Output the data that follows exactly, line for line.

START Records shown

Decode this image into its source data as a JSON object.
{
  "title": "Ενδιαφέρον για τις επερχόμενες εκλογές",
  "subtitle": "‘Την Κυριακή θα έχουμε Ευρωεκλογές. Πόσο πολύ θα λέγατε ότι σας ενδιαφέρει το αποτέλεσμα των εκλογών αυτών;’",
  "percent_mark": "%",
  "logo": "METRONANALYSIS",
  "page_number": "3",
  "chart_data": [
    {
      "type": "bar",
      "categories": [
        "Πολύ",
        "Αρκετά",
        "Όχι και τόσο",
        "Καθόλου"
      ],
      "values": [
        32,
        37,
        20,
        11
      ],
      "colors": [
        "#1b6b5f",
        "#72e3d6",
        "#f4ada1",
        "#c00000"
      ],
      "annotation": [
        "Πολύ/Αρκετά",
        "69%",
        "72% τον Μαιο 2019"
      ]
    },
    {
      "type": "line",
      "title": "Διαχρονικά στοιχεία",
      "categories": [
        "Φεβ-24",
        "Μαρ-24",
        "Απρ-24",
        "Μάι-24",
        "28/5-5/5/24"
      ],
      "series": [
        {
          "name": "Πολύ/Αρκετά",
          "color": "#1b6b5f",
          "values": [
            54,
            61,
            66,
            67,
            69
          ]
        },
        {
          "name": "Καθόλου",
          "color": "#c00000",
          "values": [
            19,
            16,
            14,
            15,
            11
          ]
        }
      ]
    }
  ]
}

END Records shown

Solution to the exercise:
Decode this image into its source data as a JSON object.
{
  "title": "Ενδιαφέρον για τις επερχόμενες εκλογές",
  "subtitle": "‘Την Κυριακή θα έχουμε Ευρωεκλογές. Πόσο πολύ θα λέγατε ότι σας ενδιαφέρει το αποτέλεσμα των εκλογών αυτών;’",
  "percent_mark": "%",
  "logo": "METRONANALYSIS",
  "page_number": "3",
  "chart_data": [
    {
      "type": "bar",
      "categories": [
        "Πολύ",
        "Αρκετά",
        "Όχι και τόσο",
        "Καθόλου"
      ],
      "values": [
        32,
        37,
        20,
        11
      ],
      "colors": [
        "#1b6b5f",
        "#72e3d6",
        "#f4ada1",
        "#c00000"
      ],
      "annotation": [
        "Πολύ/Αρκετά",
        "69%",
        "72% τον Μαιο 2019"
      ]
    },
    {
      "type": "line",
      "title": "Διαχρονικά στοιχεία",
      "categories": [
        "Φεβ-24",
        "Μαρ-24",
        "Απρ-24",
        "Μάι-24",
        "28/5-5/5/24"
      ],
      "series": [
        {
          "name": "Πολύ/Αρκετά",
          "color": "#1b6b5f",
          "values": [
            54,
            61,
            66,
            67,
            69
          ]
        },
        {
          "name": "Καθόλου",
          "color": "#c00000",
          "values": [
            19,
            16,
            14,
            15,
            11
          ]
        }
      ]
    }
  ]
}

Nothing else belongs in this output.